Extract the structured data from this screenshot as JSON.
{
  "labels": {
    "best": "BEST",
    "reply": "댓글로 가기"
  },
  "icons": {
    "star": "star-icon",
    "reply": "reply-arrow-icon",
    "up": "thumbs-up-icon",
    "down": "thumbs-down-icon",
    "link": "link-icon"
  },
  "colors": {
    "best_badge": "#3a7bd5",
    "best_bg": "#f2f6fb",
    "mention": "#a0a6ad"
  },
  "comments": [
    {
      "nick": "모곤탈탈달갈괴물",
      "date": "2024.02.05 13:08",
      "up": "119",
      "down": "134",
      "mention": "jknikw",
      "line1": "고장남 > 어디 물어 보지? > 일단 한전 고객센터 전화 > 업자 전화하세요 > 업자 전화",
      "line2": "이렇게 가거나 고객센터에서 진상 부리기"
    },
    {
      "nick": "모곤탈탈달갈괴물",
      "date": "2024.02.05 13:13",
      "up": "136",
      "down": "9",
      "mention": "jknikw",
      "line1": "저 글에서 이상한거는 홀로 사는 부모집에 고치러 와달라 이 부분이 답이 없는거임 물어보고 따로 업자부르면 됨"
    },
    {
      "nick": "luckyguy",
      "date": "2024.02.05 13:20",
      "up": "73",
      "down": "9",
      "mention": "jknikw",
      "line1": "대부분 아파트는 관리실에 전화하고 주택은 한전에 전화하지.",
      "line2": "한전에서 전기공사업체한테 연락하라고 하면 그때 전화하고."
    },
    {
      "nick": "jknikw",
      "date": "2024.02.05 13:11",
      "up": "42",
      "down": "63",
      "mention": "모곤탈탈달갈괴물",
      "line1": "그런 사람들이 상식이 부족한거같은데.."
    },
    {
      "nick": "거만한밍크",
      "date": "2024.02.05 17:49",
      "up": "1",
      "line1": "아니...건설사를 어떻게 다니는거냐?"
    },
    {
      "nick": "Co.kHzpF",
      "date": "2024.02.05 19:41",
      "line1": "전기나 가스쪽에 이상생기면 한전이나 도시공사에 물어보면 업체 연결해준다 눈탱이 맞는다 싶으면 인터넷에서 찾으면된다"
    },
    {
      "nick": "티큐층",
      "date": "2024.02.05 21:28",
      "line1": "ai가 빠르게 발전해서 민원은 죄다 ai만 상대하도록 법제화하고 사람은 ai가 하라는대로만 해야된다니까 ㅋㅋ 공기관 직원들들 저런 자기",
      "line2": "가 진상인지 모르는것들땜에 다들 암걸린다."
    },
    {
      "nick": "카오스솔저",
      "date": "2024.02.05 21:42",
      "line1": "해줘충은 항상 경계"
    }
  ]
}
####################
Identify and list each line with the word "date".

      "date": "2024.02.05 13:08",
      "date": "2024.02.05 13:13",
      "date": "2024.02.05 13:20",
      "date": "2024.02.05 13:11",
      "date": "2024.02.05 17:49",
      "date": "2024.02.05 19:41",
      "date": "2024.02.05 21:28",
      "date": "2024.02.05 21:42",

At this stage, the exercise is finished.